## RECORDS FOR THE EXERCISE:
/---
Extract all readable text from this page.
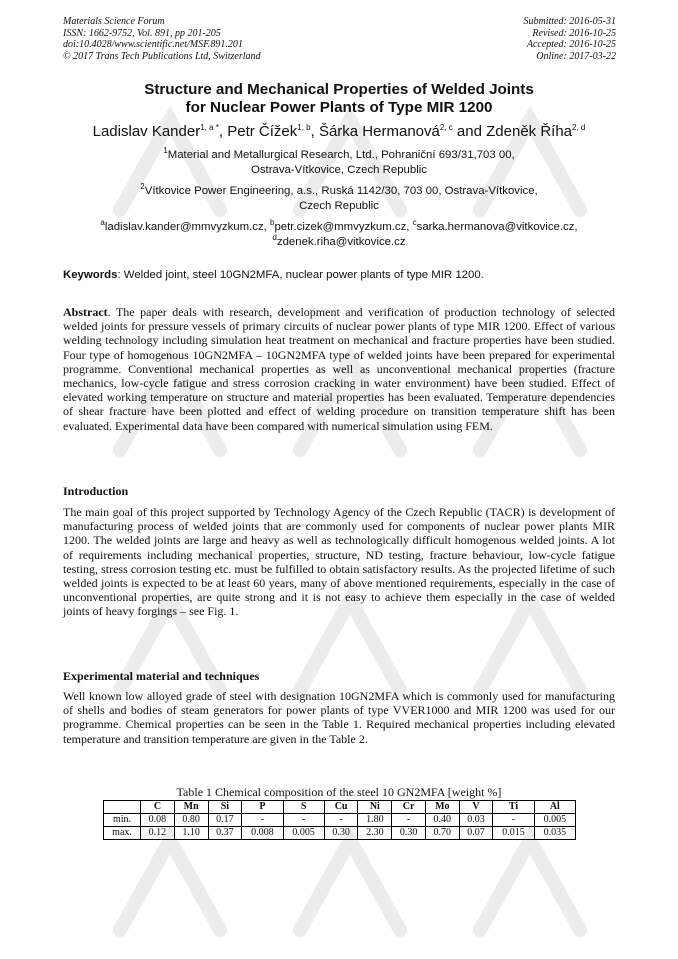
Materials Science Forum
ISSN: 1662-9752, Vol. 891, pp 201-205
doi:10.4028/www.scientific.net/MSF.891.201
© 2017 Trans Tech Publications Ltd, Switzerland
Submitted: 2016-05-31
Revised: 2016-10-25
Accepted: 2016-10-25
Online: 2017-03-22
Structure and Mechanical Properties of Welded Joints
for Nuclear Power Plants of Type MIR 1200
Ladislav Kander$^{1, a *}$, Petr Čížek$^{1, b}$, Šárka Hermanová$^{2, c}$ and Zdeněk Říha$^{2, d}$
$^1$Material and Metallurgical Research, Ltd., Pohraniční 693/31,703 00,
Ostrava-Vítkovice, Czech Republic
$^2$Vítkovice Power Engineering, a.s., Ruská 1142/30, 703 00, Ostrava-Vítkovice,
Czech Republic
$^a$ladislav.kander@mmvyzkum.cz, $^b$petr.cizek@mmvyzkum.cz, $^c$sarka.hermanova@vitkovice.cz,
$^d$zdenek.riha@vitkovice.cz
Keywords: Welded joint, steel 10GN2MFA, nuclear power plants of type MIR 1200.
Abstract. The paper deals with research, development and verification of production technology of selected welded joints for pressure vessels of primary circuits of nuclear power plants of type MIR 1200. Effect of various welding technology including simulation heat treatment on mechanical and fracture properties have been studied. Four type of homogenous 10GN2MFA – 10GN2MFA type of welded joints have been prepared for experimental programme. Conventional mechanical properties as well as unconventional mechanical properties (fracture mechanics, low-cycle fatigue and stress corrosion cracking in water environment) have been studied. Effect of elevated working temperature on structure and material properties has been evaluated. Temperature dependencies of shear fracture have been plotted and effect of welding procedure on transition temperature shift has been evaluated. Experimental data have been compared with numerical simulation using FEM.
Introduction
The main goal of this project supported by Technology Agency of the Czech Republic (TACR) is development of manufacturing process of welded joints that are commonly used for components of nuclear power plants MIR 1200. The welded joints are large and heavy as well as technologically difficult homogenous welded joints. A lot of requirements including mechanical properties, structure, ND testing, fracture behaviour, low-cycle fatigue testing, stress corrosion testing etc. must be fulfilled to obtain satisfactory results. As the projected lifetime of such welded joints is expected to be at least 60 years, many of above mentioned requirements, especially in the case of unconventional properties, are quite strong and it is not easy to achieve them especially in the case of welded joints of heavy forgings – see Fig. 1.
Experimental material and techniques
Well known low alloyed grade of steel with designation 10GN2MFA which is commonly used for manufacturing of shells and bodies of steam generators for power plants of type VVER1000 and MIR 1200 was used for our programme. Chemical properties can be seen in the Table 1. Required mechanical properties including elevated temperature and transition temperature are given in the Table 2.
Table 1 Chemical composition of the steel 10 GN2MFA [weight %]
	C	Mn	Si	P	S	Cu	Ni	Cr	Mo	V	Ti	Al
min.	0.08	0.80	0.17	-	-	-	1.80	-	0.40	0.03	-	0.005
max.	0.12	1.10	0.37	0.008	0.005	0.30	2.30	0.30	0.70	0.07	0.015	0.035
\---
## GIVEN EXERCISE:
Quote every record above exactly, leaving out the pictures.

## OUTPUT FOR THIS EXERCISE:
Extract all readable text from this page.
Materials Science Forum
ISSN: 1662-9752, Vol. 891, pp 201-205
doi:10.4028/www.scientific.net/MSF.891.201
© 2017 Trans Tech Publications Ltd, Switzerland
Submitted: 2016-05-31
Revised: 2016-10-25
Accepted: 2016-10-25
Online: 2017-03-22
Structure and Mechanical Properties of Welded Joints
for Nuclear Power Plants of Type MIR 1200
Ladislav Kander$^{1, a *}$, Petr Čížek$^{1, b}$, Šárka Hermanová$^{2, c}$ and Zdeněk Říha$^{2, d}$
$^1$Material and Metallurgical Research, Ltd., Pohraniční 693/31,703 00,
Ostrava-Vítkovice, Czech Republic
$^2$Vítkovice Power Engineering, a.s., Ruská 1142/30, 703 00, Ostrava-Vítkovice,
Czech Republic
$^a$ladislav.kander@mmvyzkum.cz, $^b$petr.cizek@mmvyzkum.cz, $^c$sarka.hermanova@vitkovice.cz,
$^d$zdenek.riha@vitkovice.cz
Keywords: Welded joint, steel 10GN2MFA, nuclear power plants of type MIR 1200.
Abstract. The paper deals with research, development and verification of production technology of selected welded joints for pressure vessels of primary circuits of nuclear power plants of type MIR 1200. Effect of various welding technology including simulation heat treatment on mechanical and fracture properties have been studied. Four type of homogenous 10GN2MFA – 10GN2MFA type of welded joints have been prepared for experimental programme. Conventional mechanical properties as well as unconventional mechanical properties (fracture mechanics, low-cycle fatigue and stress corrosion cracking in water environment) have been studied. Effect of elevated working temperature on structure and material properties has been evaluated. Temperature dependencies of shear fracture have been plotted and effect of welding procedure on transition temperature shift has been evaluated. Experimental data have been compared with numerical simulation using FEM.
Introduction
The main goal of this project supported by Technology Agency of the Czech Republic (TACR) is development of manufacturing process of welded joints that are commonly used for components of nuclear power plants MIR 1200. The welded joints are large and heavy as well as technologically difficult homogenous welded joints. A lot of requirements including mechanical properties, structure, ND testing, fracture behaviour, low-cycle fatigue testing, stress corrosion testing etc. must be fulfilled to obtain satisfactory results. As the projected lifetime of such welded joints is expected to be at least 60 years, many of above mentioned requirements, especially in the case of unconventional properties, are quite strong and it is not easy to achieve them especially in the case of welded joints of heavy forgings – see Fig. 1.
Experimental material and techniques
Well known low alloyed grade of steel with designation 10GN2MFA which is commonly used for manufacturing of shells and bodies of steam generators for power plants of type VVER1000 and MIR 1200 was used for our programme. Chemical properties can be seen in the Table 1. Required mechanical properties including elevated temperature and transition temperature are given in the Table 2.
Table 1 Chemical composition of the steel 10 GN2MFA [weight %]
	C	Mn	Si	P	S	Cu	Ni	Cr	Mo	V	Ti	Al
min.	0.08	0.80	0.17	-	-	-	1.80	-	0.40	0.03	-	0.005
max.	0.12	1.10	0.37	0.008	0.005	0.30	2.30	0.30	0.70	0.07	0.015	0.035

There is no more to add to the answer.